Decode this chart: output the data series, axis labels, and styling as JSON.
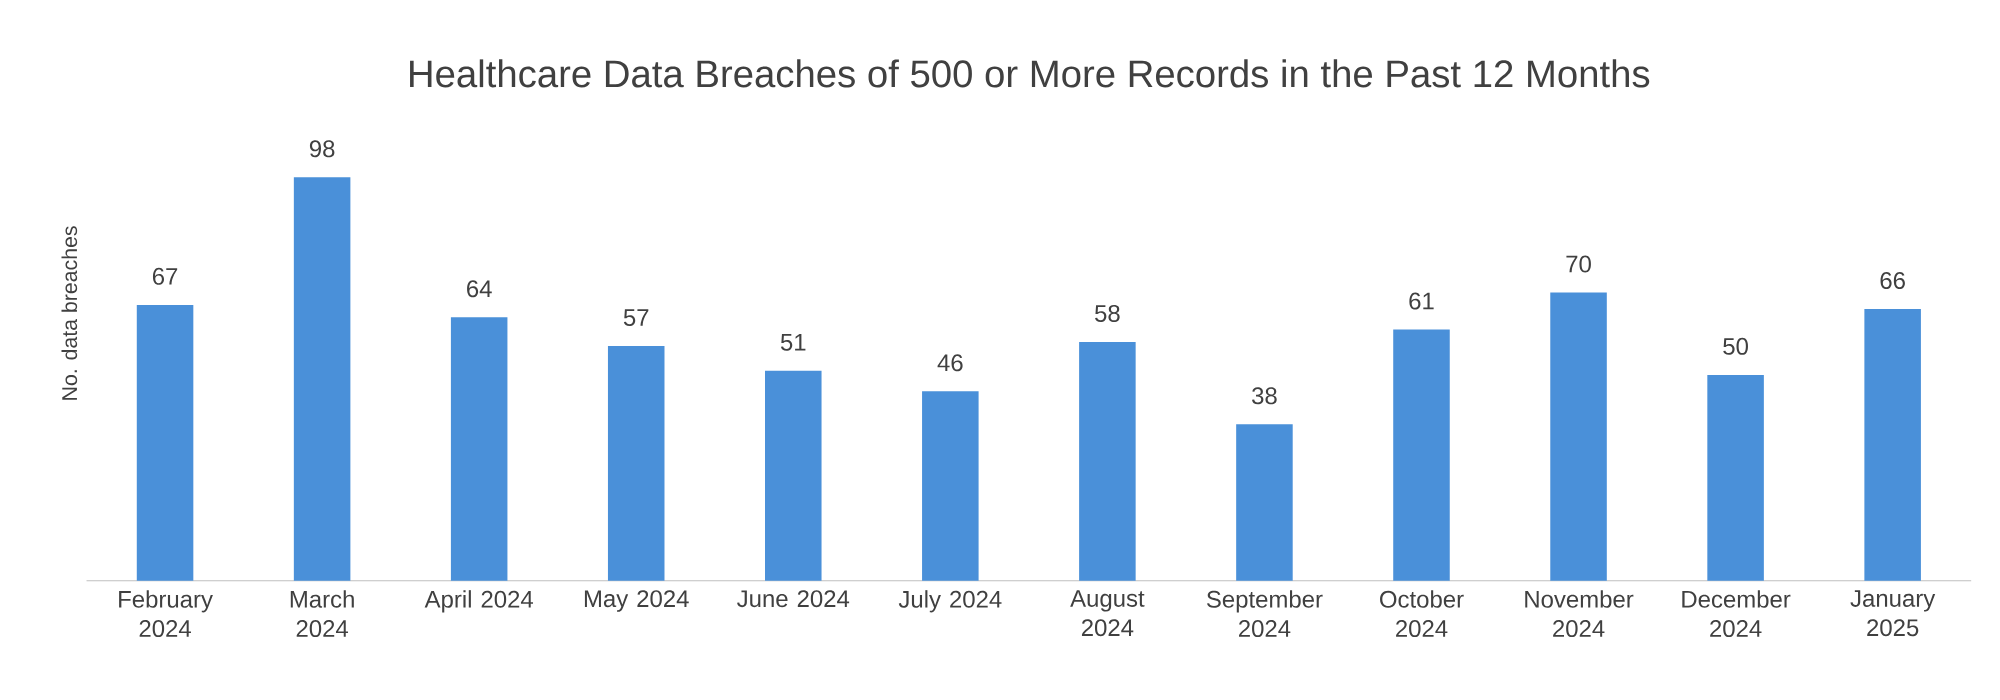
{
  "chart_data": {
    "type": "bar",
    "title": "Healthcare Data Breaches of 500 or More Records in the Past 12 Months",
    "ylabel": "No. data breaches",
    "categories": [
      "February 2024",
      "March 2024",
      "April 2024",
      "May 2024",
      "June 2024",
      "July 2024",
      "August 2024",
      "September 2024",
      "October 2024",
      "November 2024",
      "December 2024",
      "January 2025"
    ],
    "values": [
      67,
      98,
      64,
      57,
      51,
      46,
      58,
      38,
      61,
      70,
      50,
      66
    ],
    "color": "#4a90d9",
    "data_labels": true
  }
}
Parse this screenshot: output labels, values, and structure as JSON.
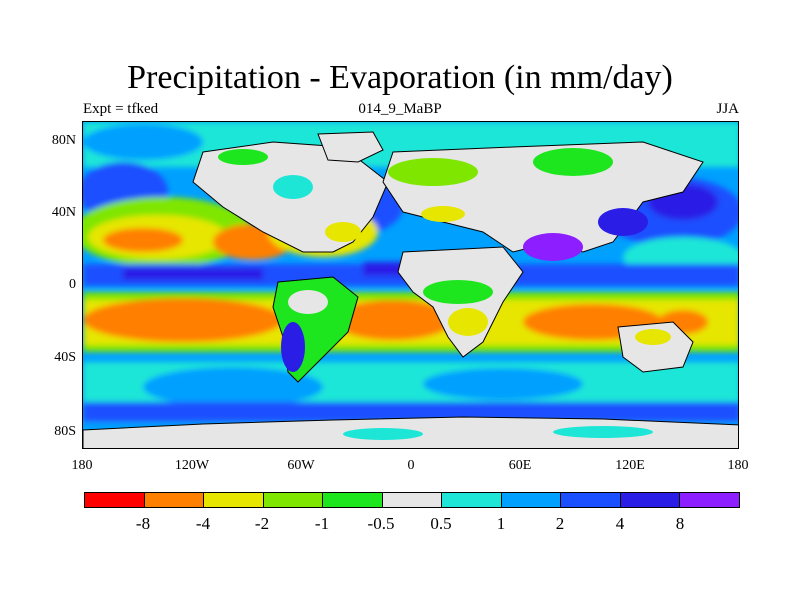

################

TASK PROMPT =>
Return the whole listing, word for word, and leave out every picture.

WRITTEN SOLUTION =>
Decode this chart: output the data series, axis labels, and styling as JSON.
{
  "chart_data": {
    "type": "bar",
    "title": "Healthcare Data Breaches of 500 or More Records in the Past 12 Months",
    "ylabel": "No. data breaches",
    "categories": [
      "February 2024",
      "March 2024",
      "April 2024",
      "May 2024",
      "June 2024",
      "July 2024",
      "August 2024",
      "September 2024",
      "October 2024",
      "November 2024",
      "December 2024",
      "January 2025"
    ],
    "values": [
      67,
      98,
      64,
      57,
      51,
      46,
      58,
      38,
      61,
      70,
      50,
      66
    ],
    "color": "#4a90d9",
    "data_labels": true
  }
}
Parse this screenshot: output labels, values, and structure as JSON.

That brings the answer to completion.